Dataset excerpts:
============================================================

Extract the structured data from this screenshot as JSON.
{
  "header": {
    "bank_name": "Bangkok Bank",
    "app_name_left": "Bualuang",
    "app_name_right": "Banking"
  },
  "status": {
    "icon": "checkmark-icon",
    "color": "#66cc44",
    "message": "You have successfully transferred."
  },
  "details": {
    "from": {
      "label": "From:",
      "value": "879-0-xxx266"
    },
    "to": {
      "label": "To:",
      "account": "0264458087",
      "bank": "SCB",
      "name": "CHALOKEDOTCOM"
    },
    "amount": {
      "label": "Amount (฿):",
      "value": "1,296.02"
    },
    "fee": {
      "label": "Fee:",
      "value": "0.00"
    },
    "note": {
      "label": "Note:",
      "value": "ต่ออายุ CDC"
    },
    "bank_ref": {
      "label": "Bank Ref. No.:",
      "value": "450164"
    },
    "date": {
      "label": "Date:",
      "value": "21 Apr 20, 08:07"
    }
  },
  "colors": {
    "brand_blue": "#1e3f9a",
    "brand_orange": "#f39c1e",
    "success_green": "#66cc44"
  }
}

============================================================

Using the exact wording, write out all of the records.

Extract the structured data from this screenshot as JSON.
{
  "header": {
    "bank_name": "Bangkok Bank",
    "app_name_left": "Bualuang",
    "app_name_right": "Banking"
  },
  "status": {
    "icon": "checkmark-icon",
    "color": "#66cc44",
    "message": "You have successfully transferred."
  },
  "details": {
    "from": {
      "label": "From:",
      "value": "879-0-xxx266"
    },
    "to": {
      "label": "To:",
      "account": "0264458087",
      "bank": "SCB",
      "name": "CHALOKEDOTCOM"
    },
    "amount": {
      "label": "Amount (฿):",
      "value": "1,296.02"
    },
    "fee": {
      "label": "Fee:",
      "value": "0.00"
    },
    "note": {
      "label": "Note:",
      "value": "ต่ออายุ CDC"
    },
    "bank_ref": {
      "label": "Bank Ref. No.:",
      "value": "450164"
    },
    "date": {
      "label": "Date:",
      "value": "21 Apr 20, 08:07"
    }
  },
  "colors": {
    "brand_blue": "#1e3f9a",
    "brand_orange": "#f39c1e",
    "success_green": "#66cc44"
  }
}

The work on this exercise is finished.